## Required work
Extract all lines that hold "will" from the records below.

## Excerpted data
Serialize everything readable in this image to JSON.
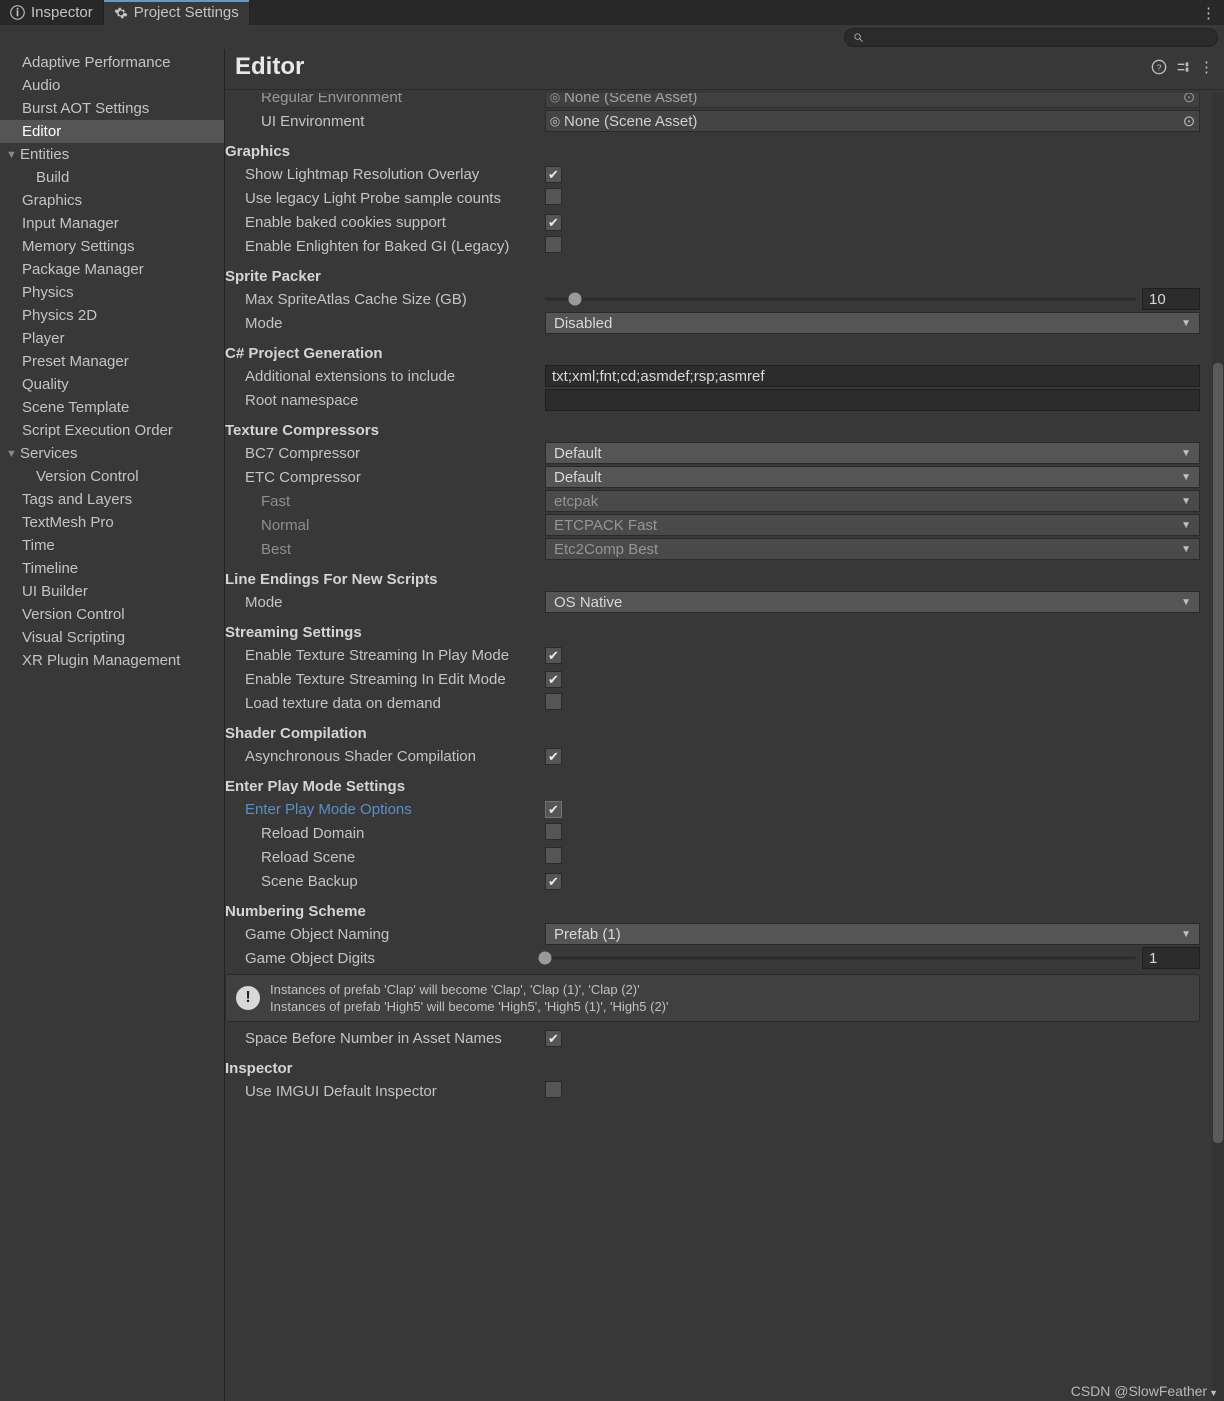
{
  "tabs": {
    "inspector": "Inspector",
    "project_settings": "Project Settings"
  },
  "search": {
    "placeholder": ""
  },
  "sidebar": {
    "items": [
      {
        "label": "Adaptive Performance"
      },
      {
        "label": "Audio"
      },
      {
        "label": "Burst AOT Settings"
      },
      {
        "label": "Editor",
        "selected": true
      },
      {
        "label": "Entities",
        "fold": true,
        "children": [
          {
            "label": "Build"
          }
        ]
      },
      {
        "label": "Graphics"
      },
      {
        "label": "Input Manager"
      },
      {
        "label": "Memory Settings"
      },
      {
        "label": "Package Manager"
      },
      {
        "label": "Physics"
      },
      {
        "label": "Physics 2D"
      },
      {
        "label": "Player"
      },
      {
        "label": "Preset Manager"
      },
      {
        "label": "Quality"
      },
      {
        "label": "Scene Template"
      },
      {
        "label": "Script Execution Order"
      },
      {
        "label": "Services",
        "fold": true,
        "children": [
          {
            "label": "Version Control"
          }
        ]
      },
      {
        "label": "Tags and Layers"
      },
      {
        "label": "TextMesh Pro"
      },
      {
        "label": "Time"
      },
      {
        "label": "Timeline"
      },
      {
        "label": "UI Builder"
      },
      {
        "label": "Version Control"
      },
      {
        "label": "Visual Scripting"
      },
      {
        "label": "XR Plugin Management"
      }
    ]
  },
  "page": {
    "title": "Editor"
  },
  "fields": {
    "regular_env": {
      "label": "Regular Environment",
      "value": "None (Scene Asset)"
    },
    "ui_env": {
      "label": "UI Environment",
      "value": "None (Scene Asset)"
    },
    "graphics_h": "Graphics",
    "show_lightmap": {
      "label": "Show Lightmap Resolution Overlay",
      "value": true
    },
    "legacy_lp": {
      "label": "Use legacy Light Probe sample counts",
      "value": false
    },
    "baked_cookies": {
      "label": "Enable baked cookies support",
      "value": true
    },
    "enlighten": {
      "label": "Enable Enlighten for Baked GI (Legacy)",
      "value": false
    },
    "sprite_h": "Sprite Packer",
    "atlas_cache": {
      "label": "Max SpriteAtlas Cache Size (GB)",
      "value": "10",
      "pos": 5
    },
    "sp_mode": {
      "label": "Mode",
      "value": "Disabled"
    },
    "csproj_h": "C# Project Generation",
    "add_ext": {
      "label": "Additional extensions to include",
      "value": "txt;xml;fnt;cd;asmdef;rsp;asmref"
    },
    "root_ns": {
      "label": "Root namespace",
      "value": ""
    },
    "tex_h": "Texture Compressors",
    "bc7": {
      "label": "BC7 Compressor",
      "value": "Default"
    },
    "etc": {
      "label": "ETC Compressor",
      "value": "Default"
    },
    "etc_fast": {
      "label": "Fast",
      "value": "etcpak"
    },
    "etc_norm": {
      "label": "Normal",
      "value": "ETCPACK Fast"
    },
    "etc_best": {
      "label": "Best",
      "value": "Etc2Comp Best"
    },
    "le_h": "Line Endings For New Scripts",
    "le_mode": {
      "label": "Mode",
      "value": "OS Native"
    },
    "stream_h": "Streaming Settings",
    "ts_play": {
      "label": "Enable Texture Streaming In Play Mode",
      "value": true
    },
    "ts_edit": {
      "label": "Enable Texture Streaming In Edit Mode",
      "value": true
    },
    "ts_demand": {
      "label": "Load texture data on demand",
      "value": false
    },
    "shader_h": "Shader Compilation",
    "async_sh": {
      "label": "Asynchronous Shader Compilation",
      "value": true
    },
    "epm_h": "Enter Play Mode Settings",
    "epm_opt": {
      "label": "Enter Play Mode Options",
      "value": true
    },
    "rl_domain": {
      "label": "Reload Domain",
      "value": false
    },
    "rl_scene": {
      "label": "Reload Scene",
      "value": false
    },
    "scene_bk": {
      "label": "Scene Backup",
      "value": true
    },
    "num_h": "Numbering Scheme",
    "go_naming": {
      "label": "Game Object Naming",
      "value": "Prefab (1)"
    },
    "go_digits": {
      "label": "Game Object Digits",
      "value": "1",
      "pos": 0
    },
    "info_l1": "Instances of prefab 'Clap' will become 'Clap', 'Clap (1)', 'Clap (2)'",
    "info_l2": "Instances of prefab 'High5' will become 'High5', 'High5 (1)', 'High5 (2)'",
    "space_before": {
      "label": "Space Before Number in Asset Names",
      "value": true
    },
    "insp_h": "Inspector",
    "imgui": {
      "label": "Use IMGUI Default Inspector",
      "value": false
    }
  },
  "watermark": "CSDN @SlowFeather"
}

## The result
    "info_l1": "Instances of prefab 'Clap' will become 'Clap', 'Clap (1)', 'Clap (2)'",
    "info_l2": "Instances of prefab 'High5' will become 'High5', 'High5 (1)', 'High5 (2)'",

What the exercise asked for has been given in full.